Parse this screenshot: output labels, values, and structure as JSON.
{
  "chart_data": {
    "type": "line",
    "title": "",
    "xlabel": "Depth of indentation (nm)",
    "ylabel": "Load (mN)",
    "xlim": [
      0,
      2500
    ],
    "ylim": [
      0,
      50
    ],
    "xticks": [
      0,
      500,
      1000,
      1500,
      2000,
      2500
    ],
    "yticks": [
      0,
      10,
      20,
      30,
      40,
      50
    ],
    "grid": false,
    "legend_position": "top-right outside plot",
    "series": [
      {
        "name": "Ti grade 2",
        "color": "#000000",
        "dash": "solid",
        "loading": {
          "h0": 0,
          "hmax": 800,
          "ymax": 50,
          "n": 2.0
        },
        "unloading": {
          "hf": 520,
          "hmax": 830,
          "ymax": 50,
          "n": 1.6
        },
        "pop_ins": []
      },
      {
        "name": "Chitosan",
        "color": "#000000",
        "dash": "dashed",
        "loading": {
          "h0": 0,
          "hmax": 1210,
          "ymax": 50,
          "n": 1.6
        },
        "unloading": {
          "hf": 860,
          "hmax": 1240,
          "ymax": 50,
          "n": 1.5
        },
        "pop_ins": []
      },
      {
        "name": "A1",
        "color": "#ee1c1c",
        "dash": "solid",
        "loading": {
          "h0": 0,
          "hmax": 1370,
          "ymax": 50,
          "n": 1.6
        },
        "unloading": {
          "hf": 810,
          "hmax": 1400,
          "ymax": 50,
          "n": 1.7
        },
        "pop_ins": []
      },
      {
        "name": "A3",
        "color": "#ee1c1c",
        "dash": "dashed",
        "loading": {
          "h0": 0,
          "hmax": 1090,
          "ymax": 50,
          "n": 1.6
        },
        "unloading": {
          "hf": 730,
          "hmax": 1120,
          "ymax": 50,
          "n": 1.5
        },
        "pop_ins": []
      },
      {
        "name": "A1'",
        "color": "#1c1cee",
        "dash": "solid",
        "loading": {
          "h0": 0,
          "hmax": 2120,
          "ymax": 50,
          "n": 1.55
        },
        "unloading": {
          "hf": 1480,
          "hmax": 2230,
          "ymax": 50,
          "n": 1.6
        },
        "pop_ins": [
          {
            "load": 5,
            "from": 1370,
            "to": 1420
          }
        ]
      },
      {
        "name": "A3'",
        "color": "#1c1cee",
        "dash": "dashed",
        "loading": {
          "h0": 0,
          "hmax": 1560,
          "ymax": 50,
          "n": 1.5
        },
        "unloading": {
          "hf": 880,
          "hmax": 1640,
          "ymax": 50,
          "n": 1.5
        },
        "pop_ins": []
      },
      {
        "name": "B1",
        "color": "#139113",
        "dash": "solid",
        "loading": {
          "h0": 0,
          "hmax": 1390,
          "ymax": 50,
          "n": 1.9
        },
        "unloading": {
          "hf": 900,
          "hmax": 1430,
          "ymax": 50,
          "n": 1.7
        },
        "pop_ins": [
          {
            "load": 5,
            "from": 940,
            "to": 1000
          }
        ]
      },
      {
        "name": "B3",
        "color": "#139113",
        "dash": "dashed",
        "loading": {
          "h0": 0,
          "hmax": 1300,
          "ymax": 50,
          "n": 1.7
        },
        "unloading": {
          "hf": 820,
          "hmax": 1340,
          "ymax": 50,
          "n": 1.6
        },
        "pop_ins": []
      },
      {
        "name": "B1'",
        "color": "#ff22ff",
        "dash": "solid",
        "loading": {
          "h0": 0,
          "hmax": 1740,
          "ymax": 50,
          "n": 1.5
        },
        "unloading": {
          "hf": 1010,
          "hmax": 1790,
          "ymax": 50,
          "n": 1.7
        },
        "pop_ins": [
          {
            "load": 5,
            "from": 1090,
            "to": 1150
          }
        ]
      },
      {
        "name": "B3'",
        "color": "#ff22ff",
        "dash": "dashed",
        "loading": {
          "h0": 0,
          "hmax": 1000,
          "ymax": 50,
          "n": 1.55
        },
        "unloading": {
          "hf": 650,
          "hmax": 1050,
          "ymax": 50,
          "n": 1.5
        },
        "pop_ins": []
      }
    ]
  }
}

**Exercise directions**
Retype the whole listing, matching it exactly.

**Exercise answer**
Parse this screenshot: output labels, values, and structure as JSON.
{
  "chart_data": {
    "type": "line",
    "title": "",
    "xlabel": "Depth of indentation (nm)",
    "ylabel": "Load (mN)",
    "xlim": [
      0,
      2500
    ],
    "ylim": [
      0,
      50
    ],
    "xticks": [
      0,
      500,
      1000,
      1500,
      2000,
      2500
    ],
    "yticks": [
      0,
      10,
      20,
      30,
      40,
      50
    ],
    "grid": false,
    "legend_position": "top-right outside plot",
    "series": [
      {
        "name": "Ti grade 2",
        "color": "#000000",
        "dash": "solid",
        "loading": {
          "h0": 0,
          "hmax": 800,
          "ymax": 50,
          "n": 2.0
        },
        "unloading": {
          "hf": 520,
          "hmax": 830,
          "ymax": 50,
          "n": 1.6
        },
        "pop_ins": []
      },
      {
        "name": "Chitosan",
        "color": "#000000",
        "dash": "dashed",
        "loading": {
          "h0": 0,
          "hmax": 1210,
          "ymax": 50,
          "n": 1.6
        },
        "unloading": {
          "hf": 860,
          "hmax": 1240,
          "ymax": 50,
          "n": 1.5
        },
        "pop_ins": []
      },
      {
        "name": "A1",
        "color": "#ee1c1c",
        "dash": "solid",
        "loading": {
          "h0": 0,
          "hmax": 1370,
          "ymax": 50,
          "n": 1.6
        },
        "unloading": {
          "hf": 810,
          "hmax": 1400,
          "ymax": 50,
          "n": 1.7
        },
        "pop_ins": []
      },
      {
        "name": "A3",
        "color": "#ee1c1c",
        "dash": "dashed",
        "loading": {
          "h0": 0,
          "hmax": 1090,
          "ymax": 50,
          "n": 1.6
        },
        "unloading": {
          "hf": 730,
          "hmax": 1120,
          "ymax": 50,
          "n": 1.5
        },
        "pop_ins": []
      },
      {
        "name": "A1'",
        "color": "#1c1cee",
        "dash": "solid",
        "loading": {
          "h0": 0,
          "hmax": 2120,
          "ymax": 50,
          "n": 1.55
        },
        "unloading": {
          "hf": 1480,
          "hmax": 2230,
          "ymax": 50,
          "n": 1.6
        },
        "pop_ins": [
          {
            "load": 5,
            "from": 1370,
            "to": 1420
          }
        ]
      },
      {
        "name": "A3'",
        "color": "#1c1cee",
        "dash": "dashed",
        "loading": {
          "h0": 0,
          "hmax": 1560,
          "ymax": 50,
          "n": 1.5
        },
        "unloading": {
          "hf": 880,
          "hmax": 1640,
          "ymax": 50,
          "n": 1.5
        },
        "pop_ins": []
      },
      {
        "name": "B1",
        "color": "#139113",
        "dash": "solid",
        "loading": {
          "h0": 0,
          "hmax": 1390,
          "ymax": 50,
          "n": 1.9
        },
        "unloading": {
          "hf": 900,
          "hmax": 1430,
          "ymax": 50,
          "n": 1.7
        },
        "pop_ins": [
          {
            "load": 5,
            "from": 940,
            "to": 1000
          }
        ]
      },
      {
        "name": "B3",
        "color": "#139113",
        "dash": "dashed",
        "loading": {
          "h0": 0,
          "hmax": 1300,
          "ymax": 50,
          "n": 1.7
        },
        "unloading": {
          "hf": 820,
          "hmax": 1340,
          "ymax": 50,
          "n": 1.6
        },
        "pop_ins": []
      },
      {
        "name": "B1'",
        "color": "#ff22ff",
        "dash": "solid",
        "loading": {
          "h0": 0,
          "hmax": 1740,
          "ymax": 50,
          "n": 1.5
        },
        "unloading": {
          "hf": 1010,
          "hmax": 1790,
          "ymax": 50,
          "n": 1.7
        },
        "pop_ins": [
          {
            "load": 5,
            "from": 1090,
            "to": 1150
          }
        ]
      },
      {
        "name": "B3'",
        "color": "#ff22ff",
        "dash": "dashed",
        "loading": {
          "h0": 0,
          "hmax": 1000,
          "ymax": 50,
          "n": 1.55
        },
        "unloading": {
          "hf": 650,
          "hmax": 1050,
          "ymax": 50,
          "n": 1.5
        },
        "pop_ins": []
      }
    ]
  }
}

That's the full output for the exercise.